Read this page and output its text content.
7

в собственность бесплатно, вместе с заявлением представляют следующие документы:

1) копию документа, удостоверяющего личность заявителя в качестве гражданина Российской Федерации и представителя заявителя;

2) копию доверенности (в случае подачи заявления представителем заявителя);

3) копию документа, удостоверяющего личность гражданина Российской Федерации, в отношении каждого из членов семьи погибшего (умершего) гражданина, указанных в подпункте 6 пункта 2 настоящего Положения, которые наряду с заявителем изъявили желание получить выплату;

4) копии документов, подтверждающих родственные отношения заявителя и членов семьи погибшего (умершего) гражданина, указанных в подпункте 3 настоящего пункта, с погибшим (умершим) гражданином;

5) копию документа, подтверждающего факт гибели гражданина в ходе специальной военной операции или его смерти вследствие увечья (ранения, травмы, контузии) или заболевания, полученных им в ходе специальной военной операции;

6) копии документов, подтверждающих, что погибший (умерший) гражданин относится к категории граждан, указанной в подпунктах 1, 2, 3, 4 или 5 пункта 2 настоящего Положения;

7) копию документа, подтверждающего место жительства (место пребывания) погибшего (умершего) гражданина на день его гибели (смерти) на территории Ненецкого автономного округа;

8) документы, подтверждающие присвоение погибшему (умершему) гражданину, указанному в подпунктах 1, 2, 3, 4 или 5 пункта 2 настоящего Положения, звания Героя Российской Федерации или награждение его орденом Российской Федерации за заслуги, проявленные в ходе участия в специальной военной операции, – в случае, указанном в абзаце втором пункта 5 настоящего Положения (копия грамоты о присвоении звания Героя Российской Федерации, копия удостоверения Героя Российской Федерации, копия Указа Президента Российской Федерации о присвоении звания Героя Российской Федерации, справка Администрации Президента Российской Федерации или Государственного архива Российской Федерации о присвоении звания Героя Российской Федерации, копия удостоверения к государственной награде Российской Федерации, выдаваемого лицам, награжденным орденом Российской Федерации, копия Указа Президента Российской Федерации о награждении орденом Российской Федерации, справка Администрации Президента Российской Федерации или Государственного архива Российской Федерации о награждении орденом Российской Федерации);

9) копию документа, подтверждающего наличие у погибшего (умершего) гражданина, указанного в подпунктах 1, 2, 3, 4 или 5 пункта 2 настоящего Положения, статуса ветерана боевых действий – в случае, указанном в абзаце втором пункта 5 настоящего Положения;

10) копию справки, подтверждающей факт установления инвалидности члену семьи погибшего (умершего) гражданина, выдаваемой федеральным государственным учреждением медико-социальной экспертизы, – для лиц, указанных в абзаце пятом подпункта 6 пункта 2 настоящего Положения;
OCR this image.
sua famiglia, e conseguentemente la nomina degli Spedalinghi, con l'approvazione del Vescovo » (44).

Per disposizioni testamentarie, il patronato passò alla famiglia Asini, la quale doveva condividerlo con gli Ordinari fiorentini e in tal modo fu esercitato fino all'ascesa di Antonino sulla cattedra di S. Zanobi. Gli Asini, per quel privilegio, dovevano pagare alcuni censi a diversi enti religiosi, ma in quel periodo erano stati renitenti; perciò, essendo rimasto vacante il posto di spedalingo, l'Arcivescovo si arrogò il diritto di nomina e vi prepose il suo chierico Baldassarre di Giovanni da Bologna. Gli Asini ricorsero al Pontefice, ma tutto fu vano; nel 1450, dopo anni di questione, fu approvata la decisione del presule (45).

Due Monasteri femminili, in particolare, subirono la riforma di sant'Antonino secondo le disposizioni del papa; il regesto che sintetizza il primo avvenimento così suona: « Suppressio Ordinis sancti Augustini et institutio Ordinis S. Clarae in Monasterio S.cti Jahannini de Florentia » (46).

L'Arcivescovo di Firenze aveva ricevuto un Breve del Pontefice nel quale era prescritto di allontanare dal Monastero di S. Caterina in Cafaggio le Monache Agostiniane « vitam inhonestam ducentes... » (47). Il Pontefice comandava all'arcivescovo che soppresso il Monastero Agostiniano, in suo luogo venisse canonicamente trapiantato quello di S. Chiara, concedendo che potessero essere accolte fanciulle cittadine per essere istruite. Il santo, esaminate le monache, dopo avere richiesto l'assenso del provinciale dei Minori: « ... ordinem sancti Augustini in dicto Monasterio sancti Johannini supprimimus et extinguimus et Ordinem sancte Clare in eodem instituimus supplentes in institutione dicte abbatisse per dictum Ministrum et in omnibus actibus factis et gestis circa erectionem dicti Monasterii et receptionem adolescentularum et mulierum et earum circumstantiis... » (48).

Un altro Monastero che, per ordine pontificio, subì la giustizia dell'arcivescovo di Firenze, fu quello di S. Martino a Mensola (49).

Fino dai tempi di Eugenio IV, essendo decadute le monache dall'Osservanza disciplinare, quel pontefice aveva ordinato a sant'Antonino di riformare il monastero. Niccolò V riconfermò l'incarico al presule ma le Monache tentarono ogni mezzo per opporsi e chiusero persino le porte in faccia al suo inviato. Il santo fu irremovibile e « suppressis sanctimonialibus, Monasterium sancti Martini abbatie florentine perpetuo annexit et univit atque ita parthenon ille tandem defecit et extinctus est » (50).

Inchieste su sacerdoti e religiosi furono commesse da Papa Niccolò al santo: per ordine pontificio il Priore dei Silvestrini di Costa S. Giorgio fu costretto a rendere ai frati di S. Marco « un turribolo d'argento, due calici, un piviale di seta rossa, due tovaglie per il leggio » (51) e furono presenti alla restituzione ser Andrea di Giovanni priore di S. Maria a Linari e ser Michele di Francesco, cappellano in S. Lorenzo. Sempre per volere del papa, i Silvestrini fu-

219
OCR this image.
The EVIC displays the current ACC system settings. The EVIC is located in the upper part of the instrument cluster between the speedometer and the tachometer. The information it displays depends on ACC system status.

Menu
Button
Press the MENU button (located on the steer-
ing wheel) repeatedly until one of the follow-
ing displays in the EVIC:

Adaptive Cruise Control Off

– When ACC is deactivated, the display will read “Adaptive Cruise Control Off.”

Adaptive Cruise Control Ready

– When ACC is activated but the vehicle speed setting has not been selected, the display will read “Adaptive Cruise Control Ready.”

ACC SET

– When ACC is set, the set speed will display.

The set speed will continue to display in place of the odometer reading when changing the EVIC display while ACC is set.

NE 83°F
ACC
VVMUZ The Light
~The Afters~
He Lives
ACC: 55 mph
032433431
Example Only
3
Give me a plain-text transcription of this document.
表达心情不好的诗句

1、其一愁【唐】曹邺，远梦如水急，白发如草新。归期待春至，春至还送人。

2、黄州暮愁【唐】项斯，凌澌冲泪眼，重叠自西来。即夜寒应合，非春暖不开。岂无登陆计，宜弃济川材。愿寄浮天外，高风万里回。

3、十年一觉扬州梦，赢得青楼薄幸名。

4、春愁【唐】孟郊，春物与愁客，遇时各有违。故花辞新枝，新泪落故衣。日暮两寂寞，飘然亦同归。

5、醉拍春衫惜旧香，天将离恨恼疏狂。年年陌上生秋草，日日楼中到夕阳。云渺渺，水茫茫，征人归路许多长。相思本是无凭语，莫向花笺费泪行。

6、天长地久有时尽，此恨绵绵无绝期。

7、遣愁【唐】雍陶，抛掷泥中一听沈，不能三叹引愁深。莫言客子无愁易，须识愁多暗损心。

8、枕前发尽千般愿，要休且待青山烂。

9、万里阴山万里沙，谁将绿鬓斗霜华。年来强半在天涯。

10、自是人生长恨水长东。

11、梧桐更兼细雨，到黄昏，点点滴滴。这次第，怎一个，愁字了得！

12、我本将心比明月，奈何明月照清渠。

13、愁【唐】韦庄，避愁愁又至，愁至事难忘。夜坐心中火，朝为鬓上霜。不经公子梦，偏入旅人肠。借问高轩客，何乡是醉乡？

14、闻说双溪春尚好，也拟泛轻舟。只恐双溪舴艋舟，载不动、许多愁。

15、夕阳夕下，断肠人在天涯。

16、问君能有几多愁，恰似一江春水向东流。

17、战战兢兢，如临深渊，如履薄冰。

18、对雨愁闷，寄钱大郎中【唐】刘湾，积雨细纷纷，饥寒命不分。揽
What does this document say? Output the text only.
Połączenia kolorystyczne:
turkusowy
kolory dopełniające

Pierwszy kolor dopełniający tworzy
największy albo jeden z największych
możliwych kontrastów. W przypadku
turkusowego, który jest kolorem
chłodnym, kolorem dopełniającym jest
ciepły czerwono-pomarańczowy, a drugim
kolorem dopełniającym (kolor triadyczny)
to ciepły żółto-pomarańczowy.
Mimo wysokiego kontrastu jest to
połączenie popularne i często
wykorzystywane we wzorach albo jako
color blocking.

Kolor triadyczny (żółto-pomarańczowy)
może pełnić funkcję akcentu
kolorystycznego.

= = =

- **GIVEN EXERCISE**
Repeat word for word the lines running from the line containing "What does this" to the end of the entries above, inclusive.

- **THE SOLUTION**
What does this document say? Output the text only.
Połączenia kolorystyczne:
turkusowy
kolory dopełniające

Pierwszy kolor dopełniający tworzy
największy albo jeden z największych
możliwych kontrastów. W przypadku
turkusowego, który jest kolorem
chłodnym, kolorem dopełniającym jest
ciepły czerwono-pomarańczowy, a drugim
kolorem dopełniającym (kolor triadyczny)
to ciepły żółto-pomarańczowy.
Mimo wysokiego kontrastu jest to
połączenie popularne i często
wykorzystywane we wzorach albo jako
color blocking.

Kolor triadyczny (żółto-pomarańczowy)
może pełnić funkcję akcentu
kolorystycznego.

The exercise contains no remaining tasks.